▶ **THE INPUT**:
####################
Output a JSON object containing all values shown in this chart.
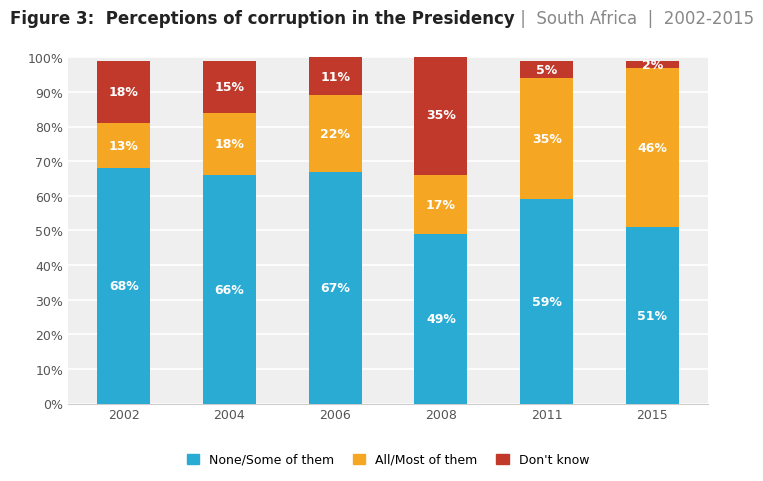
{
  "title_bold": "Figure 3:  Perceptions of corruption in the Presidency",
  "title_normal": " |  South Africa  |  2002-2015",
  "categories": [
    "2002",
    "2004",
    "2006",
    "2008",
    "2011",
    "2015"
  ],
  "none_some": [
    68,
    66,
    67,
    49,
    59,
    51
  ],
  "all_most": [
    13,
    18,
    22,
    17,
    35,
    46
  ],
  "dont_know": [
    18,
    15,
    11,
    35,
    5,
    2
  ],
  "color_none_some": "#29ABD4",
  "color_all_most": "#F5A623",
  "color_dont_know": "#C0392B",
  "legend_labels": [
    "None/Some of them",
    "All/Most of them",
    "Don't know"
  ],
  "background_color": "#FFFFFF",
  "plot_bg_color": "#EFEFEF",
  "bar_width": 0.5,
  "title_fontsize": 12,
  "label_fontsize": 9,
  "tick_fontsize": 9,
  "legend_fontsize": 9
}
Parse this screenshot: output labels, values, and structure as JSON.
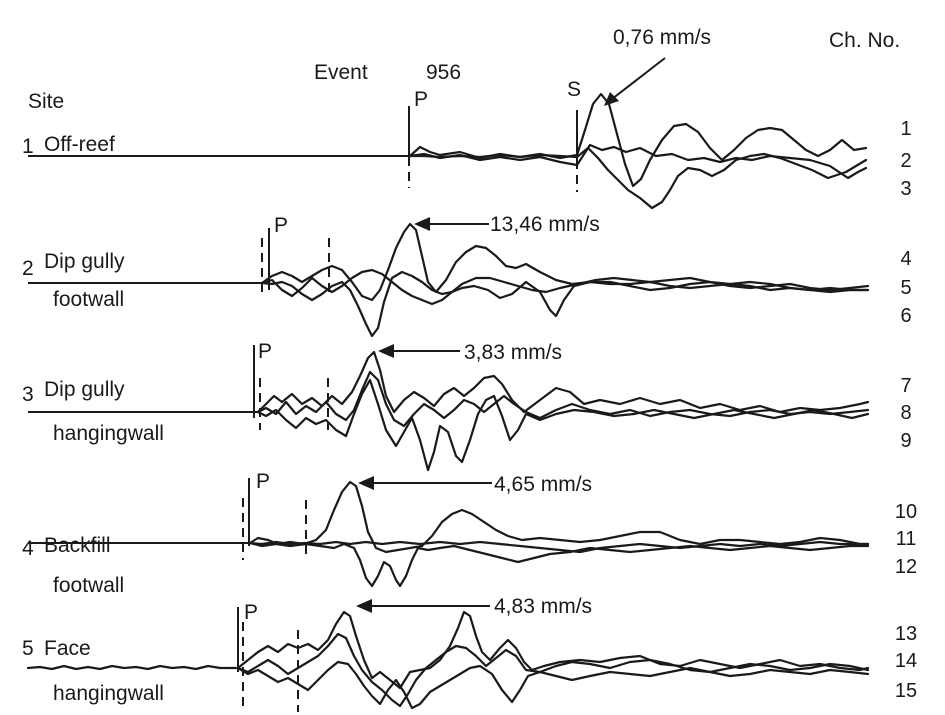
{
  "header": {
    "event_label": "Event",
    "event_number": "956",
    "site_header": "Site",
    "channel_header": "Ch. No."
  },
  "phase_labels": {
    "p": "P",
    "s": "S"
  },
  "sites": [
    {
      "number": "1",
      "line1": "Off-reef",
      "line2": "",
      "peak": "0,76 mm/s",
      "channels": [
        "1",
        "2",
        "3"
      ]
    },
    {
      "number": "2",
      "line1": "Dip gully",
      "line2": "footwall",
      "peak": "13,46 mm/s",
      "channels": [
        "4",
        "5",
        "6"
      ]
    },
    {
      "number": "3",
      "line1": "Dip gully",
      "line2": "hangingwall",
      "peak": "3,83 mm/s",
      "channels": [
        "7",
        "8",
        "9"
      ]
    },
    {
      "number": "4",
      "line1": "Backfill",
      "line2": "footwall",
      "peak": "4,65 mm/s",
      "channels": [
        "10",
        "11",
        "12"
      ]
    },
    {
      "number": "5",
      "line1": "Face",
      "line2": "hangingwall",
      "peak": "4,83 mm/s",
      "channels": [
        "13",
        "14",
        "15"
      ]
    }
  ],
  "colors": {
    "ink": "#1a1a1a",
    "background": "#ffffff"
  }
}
####################
▶ **TASK GOAL**: Retype the entries word for word. Omit any images.

▶ **PROBLEM SOLUTION**:
Output a JSON object containing all values shown in this chart.
{
  "title_bold": "Figure 3:  Perceptions of corruption in the Presidency",
  "title_normal": " |  South Africa  |  2002-2015",
  "categories": [
    "2002",
    "2004",
    "2006",
    "2008",
    "2011",
    "2015"
  ],
  "none_some": [
    68,
    66,
    67,
    49,
    59,
    51
  ],
  "all_most": [
    13,
    18,
    22,
    17,
    35,
    46
  ],
  "dont_know": [
    18,
    15,
    11,
    35,
    5,
    2
  ],
  "color_none_some": "#29ABD4",
  "color_all_most": "#F5A623",
  "color_dont_know": "#C0392B",
  "legend_labels": [
    "None/Some of them",
    "All/Most of them",
    "Don't know"
  ],
  "background_color": "#FFFFFF",
  "plot_bg_color": "#EFEFEF",
  "bar_width": 0.5,
  "title_fontsize": 12,
  "label_fontsize": 9,
  "tick_fontsize": 9,
  "legend_fontsize": 9
}
Parse this screenshot: output labels, values, and structure as JSON.
{
  "header": {
    "event_label": "Event",
    "event_number": "956",
    "site_header": "Site",
    "channel_header": "Ch. No."
  },
  "phase_labels": {
    "p": "P",
    "s": "S"
  },
  "sites": [
    {
      "number": "1",
      "line1": "Off-reef",
      "line2": "",
      "peak": "0,76 mm/s",
      "channels": [
        "1",
        "2",
        "3"
      ]
    },
    {
      "number": "2",
      "line1": "Dip gully",
      "line2": "footwall",
      "peak": "13,46 mm/s",
      "channels": [
        "4",
        "5",
        "6"
      ]
    },
    {
      "number": "3",
      "line1": "Dip gully",
      "line2": "hangingwall",
      "peak": "3,83 mm/s",
      "channels": [
        "7",
        "8",
        "9"
      ]
    },
    {
      "number": "4",
      "line1": "Backfill",
      "line2": "footwall",
      "peak": "4,65 mm/s",
      "channels": [
        "10",
        "11",
        "12"
      ]
    },
    {
      "number": "5",
      "line1": "Face",
      "line2": "hangingwall",
      "peak": "4,83 mm/s",
      "channels": [
        "13",
        "14",
        "15"
      ]
    }
  ],
  "colors": {
    "ink": "#1a1a1a",
    "background": "#ffffff"
  }
}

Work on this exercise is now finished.